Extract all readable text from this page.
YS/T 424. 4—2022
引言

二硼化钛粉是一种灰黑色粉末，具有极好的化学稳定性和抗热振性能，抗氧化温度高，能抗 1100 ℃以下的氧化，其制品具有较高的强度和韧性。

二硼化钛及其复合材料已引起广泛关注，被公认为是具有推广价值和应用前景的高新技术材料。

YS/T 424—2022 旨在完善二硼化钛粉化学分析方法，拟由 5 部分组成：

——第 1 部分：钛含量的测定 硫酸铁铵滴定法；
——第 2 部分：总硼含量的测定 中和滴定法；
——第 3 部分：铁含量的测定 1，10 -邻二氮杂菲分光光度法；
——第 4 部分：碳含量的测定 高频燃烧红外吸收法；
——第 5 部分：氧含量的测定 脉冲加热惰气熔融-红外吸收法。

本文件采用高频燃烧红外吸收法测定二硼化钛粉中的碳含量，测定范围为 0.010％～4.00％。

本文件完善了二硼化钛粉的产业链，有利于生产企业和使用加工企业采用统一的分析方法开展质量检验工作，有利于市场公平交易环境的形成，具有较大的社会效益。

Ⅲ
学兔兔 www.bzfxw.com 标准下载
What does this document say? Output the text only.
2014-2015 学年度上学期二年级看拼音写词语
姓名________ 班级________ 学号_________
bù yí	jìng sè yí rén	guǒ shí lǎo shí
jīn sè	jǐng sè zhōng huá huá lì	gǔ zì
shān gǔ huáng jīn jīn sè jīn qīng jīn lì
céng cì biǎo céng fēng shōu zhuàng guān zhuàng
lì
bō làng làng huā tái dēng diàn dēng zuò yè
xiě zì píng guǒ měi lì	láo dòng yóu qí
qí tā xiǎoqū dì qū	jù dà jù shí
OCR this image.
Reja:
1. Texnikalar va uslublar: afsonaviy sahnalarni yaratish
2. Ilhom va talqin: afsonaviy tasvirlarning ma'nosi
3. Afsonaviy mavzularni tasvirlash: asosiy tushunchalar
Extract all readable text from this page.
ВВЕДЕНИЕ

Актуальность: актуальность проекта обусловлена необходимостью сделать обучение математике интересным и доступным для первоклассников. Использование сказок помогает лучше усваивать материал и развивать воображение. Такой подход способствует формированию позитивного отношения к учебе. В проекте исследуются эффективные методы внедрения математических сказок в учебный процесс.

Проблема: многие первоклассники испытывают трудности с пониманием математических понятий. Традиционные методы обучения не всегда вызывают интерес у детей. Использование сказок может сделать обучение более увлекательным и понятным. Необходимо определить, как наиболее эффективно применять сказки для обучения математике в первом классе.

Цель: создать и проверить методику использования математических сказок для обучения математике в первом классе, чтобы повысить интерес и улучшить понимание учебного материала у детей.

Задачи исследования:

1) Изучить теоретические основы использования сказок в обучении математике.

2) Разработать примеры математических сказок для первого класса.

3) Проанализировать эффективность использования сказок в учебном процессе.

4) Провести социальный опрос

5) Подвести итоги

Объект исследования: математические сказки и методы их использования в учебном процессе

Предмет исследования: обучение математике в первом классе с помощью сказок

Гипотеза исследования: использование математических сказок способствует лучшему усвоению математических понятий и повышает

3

## EXERCISE OBJECTIVE
Isolate the lines that hold the word "this" and copy all of them.

## CORRECT ANSWER
Extract all readable text from this page.
What does this document say? Output the text only.
OCR this image.
Extract all readable text from this page.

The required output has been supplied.